| PROMPT |
Repeat the entries. Each one must match exactly.

| DATA UNDER STUDY |

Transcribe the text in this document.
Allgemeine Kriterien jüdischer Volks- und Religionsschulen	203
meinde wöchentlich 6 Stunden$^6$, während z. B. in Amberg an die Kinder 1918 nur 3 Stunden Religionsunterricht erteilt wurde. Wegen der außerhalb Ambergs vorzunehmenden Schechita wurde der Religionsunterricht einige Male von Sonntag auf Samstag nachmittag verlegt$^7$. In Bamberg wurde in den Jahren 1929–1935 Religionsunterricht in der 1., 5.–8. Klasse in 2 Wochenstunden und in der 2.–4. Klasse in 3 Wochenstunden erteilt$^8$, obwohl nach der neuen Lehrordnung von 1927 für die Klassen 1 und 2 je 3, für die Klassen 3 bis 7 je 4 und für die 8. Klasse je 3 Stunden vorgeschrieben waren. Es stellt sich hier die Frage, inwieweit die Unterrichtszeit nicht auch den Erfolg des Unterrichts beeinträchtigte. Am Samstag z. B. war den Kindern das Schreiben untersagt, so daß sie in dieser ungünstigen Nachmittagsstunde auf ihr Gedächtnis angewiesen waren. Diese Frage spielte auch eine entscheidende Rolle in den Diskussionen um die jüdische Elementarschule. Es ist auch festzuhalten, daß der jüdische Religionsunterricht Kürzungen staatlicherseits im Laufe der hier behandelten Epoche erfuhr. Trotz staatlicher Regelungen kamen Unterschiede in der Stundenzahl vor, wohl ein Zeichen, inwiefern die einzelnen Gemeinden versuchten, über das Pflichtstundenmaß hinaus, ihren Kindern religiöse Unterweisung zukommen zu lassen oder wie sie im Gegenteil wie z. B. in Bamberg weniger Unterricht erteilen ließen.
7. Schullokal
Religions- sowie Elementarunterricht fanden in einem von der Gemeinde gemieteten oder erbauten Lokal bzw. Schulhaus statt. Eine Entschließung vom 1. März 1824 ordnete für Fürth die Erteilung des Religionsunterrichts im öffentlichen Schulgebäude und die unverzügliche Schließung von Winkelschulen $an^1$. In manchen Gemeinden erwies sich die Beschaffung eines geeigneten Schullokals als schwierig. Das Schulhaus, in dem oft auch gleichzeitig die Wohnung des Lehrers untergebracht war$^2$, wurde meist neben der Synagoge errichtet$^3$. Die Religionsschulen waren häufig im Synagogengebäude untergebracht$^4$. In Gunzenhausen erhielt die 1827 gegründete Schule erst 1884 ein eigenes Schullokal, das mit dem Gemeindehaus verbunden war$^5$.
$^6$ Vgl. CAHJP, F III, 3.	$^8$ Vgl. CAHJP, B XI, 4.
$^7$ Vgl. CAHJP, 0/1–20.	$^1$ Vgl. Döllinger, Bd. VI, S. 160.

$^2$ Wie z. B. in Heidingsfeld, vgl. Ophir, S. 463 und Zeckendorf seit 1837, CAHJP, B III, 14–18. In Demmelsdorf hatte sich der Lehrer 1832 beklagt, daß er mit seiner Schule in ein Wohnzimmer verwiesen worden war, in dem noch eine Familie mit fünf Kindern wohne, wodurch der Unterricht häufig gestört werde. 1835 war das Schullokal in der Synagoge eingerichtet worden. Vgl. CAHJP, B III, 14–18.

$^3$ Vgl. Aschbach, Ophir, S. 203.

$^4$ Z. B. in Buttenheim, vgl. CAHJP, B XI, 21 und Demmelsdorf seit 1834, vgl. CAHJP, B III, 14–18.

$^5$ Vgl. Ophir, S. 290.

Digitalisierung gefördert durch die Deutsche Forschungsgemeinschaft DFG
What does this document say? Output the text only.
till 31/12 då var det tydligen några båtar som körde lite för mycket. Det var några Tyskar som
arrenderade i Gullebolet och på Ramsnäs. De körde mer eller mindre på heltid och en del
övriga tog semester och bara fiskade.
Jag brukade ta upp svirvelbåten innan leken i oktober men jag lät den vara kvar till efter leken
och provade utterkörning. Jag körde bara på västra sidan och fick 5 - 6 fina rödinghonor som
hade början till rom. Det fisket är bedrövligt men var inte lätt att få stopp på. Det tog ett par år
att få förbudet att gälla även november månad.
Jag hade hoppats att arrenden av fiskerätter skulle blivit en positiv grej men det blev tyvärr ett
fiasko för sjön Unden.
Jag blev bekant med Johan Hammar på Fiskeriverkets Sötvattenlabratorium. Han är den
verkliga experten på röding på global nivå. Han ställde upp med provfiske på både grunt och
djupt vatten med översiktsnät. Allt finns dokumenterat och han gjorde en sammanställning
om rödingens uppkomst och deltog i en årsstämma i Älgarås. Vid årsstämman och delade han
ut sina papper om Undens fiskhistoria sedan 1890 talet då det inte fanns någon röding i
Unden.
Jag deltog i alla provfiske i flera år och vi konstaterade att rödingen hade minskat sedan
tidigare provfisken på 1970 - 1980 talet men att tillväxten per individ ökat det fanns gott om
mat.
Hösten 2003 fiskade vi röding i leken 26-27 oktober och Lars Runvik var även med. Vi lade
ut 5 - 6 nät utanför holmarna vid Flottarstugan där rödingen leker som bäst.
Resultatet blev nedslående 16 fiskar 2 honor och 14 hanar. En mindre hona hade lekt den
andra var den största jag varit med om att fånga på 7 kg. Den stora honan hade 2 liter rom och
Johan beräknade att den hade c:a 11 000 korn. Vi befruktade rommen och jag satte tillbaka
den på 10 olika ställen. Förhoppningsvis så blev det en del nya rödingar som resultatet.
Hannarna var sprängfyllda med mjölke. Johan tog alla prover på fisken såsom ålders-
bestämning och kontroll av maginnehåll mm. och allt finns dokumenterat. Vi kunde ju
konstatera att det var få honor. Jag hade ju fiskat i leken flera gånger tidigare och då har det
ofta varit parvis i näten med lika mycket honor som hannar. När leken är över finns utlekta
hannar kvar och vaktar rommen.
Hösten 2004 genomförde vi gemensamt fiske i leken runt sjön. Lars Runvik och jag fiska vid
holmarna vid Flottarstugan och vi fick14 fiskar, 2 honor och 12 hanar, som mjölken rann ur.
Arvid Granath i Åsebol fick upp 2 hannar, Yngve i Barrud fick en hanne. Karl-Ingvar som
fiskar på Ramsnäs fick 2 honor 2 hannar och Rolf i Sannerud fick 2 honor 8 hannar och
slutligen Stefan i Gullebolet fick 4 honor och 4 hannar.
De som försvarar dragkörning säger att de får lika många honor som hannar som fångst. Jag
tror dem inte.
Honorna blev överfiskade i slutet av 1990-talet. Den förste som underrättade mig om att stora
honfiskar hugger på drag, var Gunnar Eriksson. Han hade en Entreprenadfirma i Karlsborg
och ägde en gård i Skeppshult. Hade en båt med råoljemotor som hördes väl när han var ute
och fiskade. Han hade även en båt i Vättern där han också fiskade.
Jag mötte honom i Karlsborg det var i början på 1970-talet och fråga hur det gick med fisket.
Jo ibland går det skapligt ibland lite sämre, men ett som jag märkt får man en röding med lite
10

| WRITTEN SOLUTION |
Transcribe the text in this document.
Allgemeine Kriterien jüdischer Volks- und Religionsschulen	203
meinde wöchentlich 6 Stunden$^6$, während z. B. in Amberg an die Kinder 1918 nur 3 Stunden Religionsunterricht erteilt wurde. Wegen der außerhalb Ambergs vorzunehmenden Schechita wurde der Religionsunterricht einige Male von Sonntag auf Samstag nachmittag verlegt$^7$. In Bamberg wurde in den Jahren 1929–1935 Religionsunterricht in der 1., 5.–8. Klasse in 2 Wochenstunden und in der 2.–4. Klasse in 3 Wochenstunden erteilt$^8$, obwohl nach der neuen Lehrordnung von 1927 für die Klassen 1 und 2 je 3, für die Klassen 3 bis 7 je 4 und für die 8. Klasse je 3 Stunden vorgeschrieben waren. Es stellt sich hier die Frage, inwieweit die Unterrichtszeit nicht auch den Erfolg des Unterrichts beeinträchtigte. Am Samstag z. B. war den Kindern das Schreiben untersagt, so daß sie in dieser ungünstigen Nachmittagsstunde auf ihr Gedächtnis angewiesen waren. Diese Frage spielte auch eine entscheidende Rolle in den Diskussionen um die jüdische Elementarschule. Es ist auch festzuhalten, daß der jüdische Religionsunterricht Kürzungen staatlicherseits im Laufe der hier behandelten Epoche erfuhr. Trotz staatlicher Regelungen kamen Unterschiede in der Stundenzahl vor, wohl ein Zeichen, inwiefern die einzelnen Gemeinden versuchten, über das Pflichtstundenmaß hinaus, ihren Kindern religiöse Unterweisung zukommen zu lassen oder wie sie im Gegenteil wie z. B. in Bamberg weniger Unterricht erteilen ließen.
7. Schullokal
Religions- sowie Elementarunterricht fanden in einem von der Gemeinde gemieteten oder erbauten Lokal bzw. Schulhaus statt. Eine Entschließung vom 1. März 1824 ordnete für Fürth die Erteilung des Religionsunterrichts im öffentlichen Schulgebäude und die unverzügliche Schließung von Winkelschulen $an^1$. In manchen Gemeinden erwies sich die Beschaffung eines geeigneten Schullokals als schwierig. Das Schulhaus, in dem oft auch gleichzeitig die Wohnung des Lehrers untergebracht war$^2$, wurde meist neben der Synagoge errichtet$^3$. Die Religionsschulen waren häufig im Synagogengebäude untergebracht$^4$. In Gunzenhausen erhielt die 1827 gegründete Schule erst 1884 ein eigenes Schullokal, das mit dem Gemeindehaus verbunden war$^5$.
$^6$ Vgl. CAHJP, F III, 3.	$^8$ Vgl. CAHJP, B XI, 4.
$^7$ Vgl. CAHJP, 0/1–20.	$^1$ Vgl. Döllinger, Bd. VI, S. 160.

$^2$ Wie z. B. in Heidingsfeld, vgl. Ophir, S. 463 und Zeckendorf seit 1837, CAHJP, B III, 14–18. In Demmelsdorf hatte sich der Lehrer 1832 beklagt, daß er mit seiner Schule in ein Wohnzimmer verwiesen worden war, in dem noch eine Familie mit fünf Kindern wohne, wodurch der Unterricht häufig gestört werde. 1835 war das Schullokal in der Synagoge eingerichtet worden. Vgl. CAHJP, B III, 14–18.

$^3$ Vgl. Aschbach, Ophir, S. 203.

$^4$ Z. B. in Buttenheim, vgl. CAHJP, B XI, 21 und Demmelsdorf seit 1834, vgl. CAHJP, B III, 14–18.

$^5$ Vgl. Ophir, S. 290.

Digitalisierung gefördert durch die Deutsche Forschungsgemeinschaft DFG
What does this document say? Output the text only.
till 31/12 då var det tydligen några båtar som körde lite för mycket. Det var några Tyskar som
arrenderade i Gullebolet och på Ramsnäs. De körde mer eller mindre på heltid och en del
övriga tog semester och bara fiskade.
Jag brukade ta upp svirvelbåten innan leken i oktober men jag lät den vara kvar till efter leken
och provade utterkörning. Jag körde bara på västra sidan och fick 5 - 6 fina rödinghonor som
hade början till rom. Det fisket är bedrövligt men var inte lätt att få stopp på. Det tog ett par år
att få förbudet att gälla även november månad.
Jag hade hoppats att arrenden av fiskerätter skulle blivit en positiv grej men det blev tyvärr ett
fiasko för sjön Unden.
Jag blev bekant med Johan Hammar på Fiskeriverkets Sötvattenlabratorium. Han är den
verkliga experten på röding på global nivå. Han ställde upp med provfiske på både grunt och
djupt vatten med översiktsnät. Allt finns dokumenterat och han gjorde en sammanställning
om rödingens uppkomst och deltog i en årsstämma i Älgarås. Vid årsstämman och delade han
ut sina papper om Undens fiskhistoria sedan 1890 talet då det inte fanns någon röding i
Unden.
Jag deltog i alla provfiske i flera år och vi konstaterade att rödingen hade minskat sedan
tidigare provfisken på 1970 - 1980 talet men att tillväxten per individ ökat det fanns gott om
mat.
Hösten 2003 fiskade vi röding i leken 26-27 oktober och Lars Runvik var även med. Vi lade
ut 5 - 6 nät utanför holmarna vid Flottarstugan där rödingen leker som bäst.
Resultatet blev nedslående 16 fiskar 2 honor och 14 hanar. En mindre hona hade lekt den
andra var den största jag varit med om att fånga på 7 kg. Den stora honan hade 2 liter rom och
Johan beräknade att den hade c:a 11 000 korn. Vi befruktade rommen och jag satte tillbaka
den på 10 olika ställen. Förhoppningsvis så blev det en del nya rödingar som resultatet.
Hannarna var sprängfyllda med mjölke. Johan tog alla prover på fisken såsom ålders-
bestämning och kontroll av maginnehåll mm. och allt finns dokumenterat. Vi kunde ju
konstatera att det var få honor. Jag hade ju fiskat i leken flera gånger tidigare och då har det
ofta varit parvis i näten med lika mycket honor som hannar. När leken är över finns utlekta
hannar kvar och vaktar rommen.
Hösten 2004 genomförde vi gemensamt fiske i leken runt sjön. Lars Runvik och jag fiska vid
holmarna vid Flottarstugan och vi fick14 fiskar, 2 honor och 12 hanar, som mjölken rann ur.
Arvid Granath i Åsebol fick upp 2 hannar, Yngve i Barrud fick en hanne. Karl-Ingvar som
fiskar på Ramsnäs fick 2 honor 2 hannar och Rolf i Sannerud fick 2 honor 8 hannar och
slutligen Stefan i Gullebolet fick 4 honor och 4 hannar.
De som försvarar dragkörning säger att de får lika många honor som hannar som fångst. Jag
tror dem inte.
Honorna blev överfiskade i slutet av 1990-talet. Den förste som underrättade mig om att stora
honfiskar hugger på drag, var Gunnar Eriksson. Han hade en Entreprenadfirma i Karlsborg
och ägde en gård i Skeppshult. Hade en båt med råoljemotor som hördes väl när han var ute
och fiskade. Han hade även en båt i Vättern där han också fiskade.
Jag mötte honom i Karlsborg det var i början på 1970-talet och fråga hur det gick med fisket.
Jo ibland går det skapligt ibland lite sämre, men ett som jag märkt får man en röding med lite
10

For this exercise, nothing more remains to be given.